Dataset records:

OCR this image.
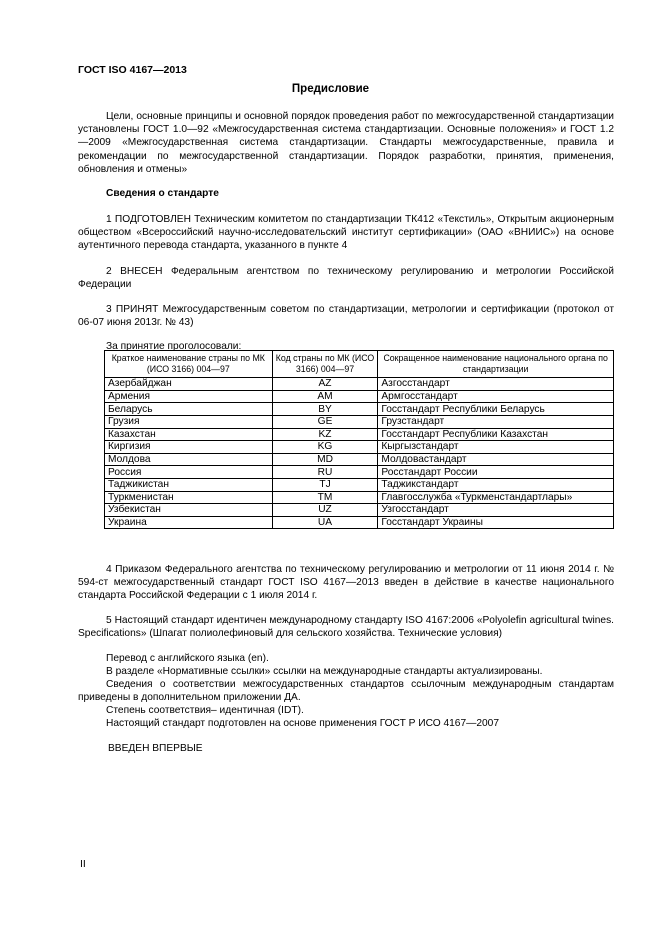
ГОСТ ISO 4167—2013
Предисловие
Цели, основные принципы и основной порядок проведения работ по межгосударственной стандартизации установлены ГОСТ 1.0—92 «Межгосударственная система стандартизации. Основные положения» и ГОСТ 1.2—2009 «Межгосударственная система стандартизации. Стандарты межгосударственные, правила и рекомендации по межгосударственной стандартизации. Порядок разработки, принятия, применения, обновления и отмены»
Сведения о стандарте
1 ПОДГОТОВЛЕН Техническим комитетом по стандартизации ТК412 «Текстиль», Открытым акционерным обществом «Всероссийский научно-исследовательский институт сертификации» (ОАО «ВНИИС») на основе аутентичного перевода стандарта, указанного в пункте 4
2 ВНЕСЕН Федеральным агентством по техническому регулированию и метрологии Российской Федерации
3 ПРИНЯТ Межгосударственным советом по стандартизации, метрологии и сертификации (протокол от 06-07 июня 2013г. № 43)
За принятие проголосовали:
Краткое наименование страны по МК (ИСО 3166) 004—97	Код страны по МК (ИСО 3166) 004—97	Сокращенное наименование национального органа по стандартизации
Азербайджан	AZ	Азгосстандарт
Армения	AM	Армгосстандарт
Беларусь	BY	Госстандарт Республики Беларусь
Грузия	GE	Грузстандарт
Казахстан	KZ	Госстандарт Республики Казахстан
Киргизия	KG	Кыргызстандарт
Молдова	MD	Молдовастандарт
Россия	RU	Росстандарт России
Таджикистан	TJ	Таджикстандарт
Туркменистан	TM	Главгосслужба «Туркменстандартлары»
Узбекистан	UZ	Узгосстандарт
Украина	UA	Госстандарт Украины
4 Приказом Федерального агентства по техническому регулированию и метрологии от 11 июня 2014 г. № 594-ст межгосударственный стандарт ГОСТ ISO 4167—2013 введен в действие в качестве национального стандарта Российской Федерации с 1 июля 2014 г.
5 Настоящий стандарт идентичен международному стандарту ISO 4167:2006 «Polyolefin agricultural twines. Specifications» (Шпагат полиолефиновый для сельского хозяйства. Технические условия)
Перевод с английского языка (en).
В разделе «Нормативные ссылки» ссылки на международные стандарты актуализированы.
Сведения о соответствии межгосударственных стандартов ссылочным международным стандартам приведены в дополнительном приложении ДА.
Степень соответствия– идентичная (IDT).
Настоящий стандарт подготовлен на основе применения ГОСТ Р ИСО 4167—2007
ВВЕДЕН ВПЕРВЫЕ
II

BRIEF: Omit the pictures and give the material again, exactly and in full.

TASK ANSWER:
OCR this image.
ГОСТ ISO 4167—2013
Предисловие
Цели, основные принципы и основной порядок проведения работ по межгосударственной стандартизации установлены ГОСТ 1.0—92 «Межгосударственная система стандартизации. Основные положения» и ГОСТ 1.2—2009 «Межгосударственная система стандартизации. Стандарты межгосударственные, правила и рекомендации по межгосударственной стандартизации. Порядок разработки, принятия, применения, обновления и отмены»
Сведения о стандарте
1 ПОДГОТОВЛЕН Техническим комитетом по стандартизации ТК412 «Текстиль», Открытым акционерным обществом «Всероссийский научно-исследовательский институт сертификации» (ОАО «ВНИИС») на основе аутентичного перевода стандарта, указанного в пункте 4
2 ВНЕСЕН Федеральным агентством по техническому регулированию и метрологии Российской Федерации
3 ПРИНЯТ Межгосударственным советом по стандартизации, метрологии и сертификации (протокол от 06-07 июня 2013г. № 43)
За принятие проголосовали:
Краткое наименование страны по МК (ИСО 3166) 004—97	Код страны по МК (ИСО 3166) 004—97	Сокращенное наименование национального органа по стандартизации
Азербайджан	AZ	Азгосстандарт
Армения	AM	Армгосстандарт
Беларусь	BY	Госстандарт Республики Беларусь
Грузия	GE	Грузстандарт
Казахстан	KZ	Госстандарт Республики Казахстан
Киргизия	KG	Кыргызстандарт
Молдова	MD	Молдовастандарт
Россия	RU	Росстандарт России
Таджикистан	TJ	Таджикстандарт
Туркменистан	TM	Главгосслужба «Туркменстандартлары»
Узбекистан	UZ	Узгосстандарт
Украина	UA	Госстандарт Украины
4 Приказом Федерального агентства по техническому регулированию и метрологии от 11 июня 2014 г. № 594-ст межгосударственный стандарт ГОСТ ISO 4167—2013 введен в действие в качестве национального стандарта Российской Федерации с 1 июля 2014 г.
5 Настоящий стандарт идентичен международному стандарту ISO 4167:2006 «Polyolefin agricultural twines. Specifications» (Шпагат полиолефиновый для сельского хозяйства. Технические условия)
Перевод с английского языка (en).
В разделе «Нормативные ссылки» ссылки на международные стандарты актуализированы.
Сведения о соответствии межгосударственных стандартов ссылочным международным стандартам приведены в дополнительном приложении ДА.
Степень соответствия– идентичная (IDT).
Настоящий стандарт подготовлен на основе применения ГОСТ Р ИСО 4167—2007
ВВЕДЕН ВПЕРВЫЕ
II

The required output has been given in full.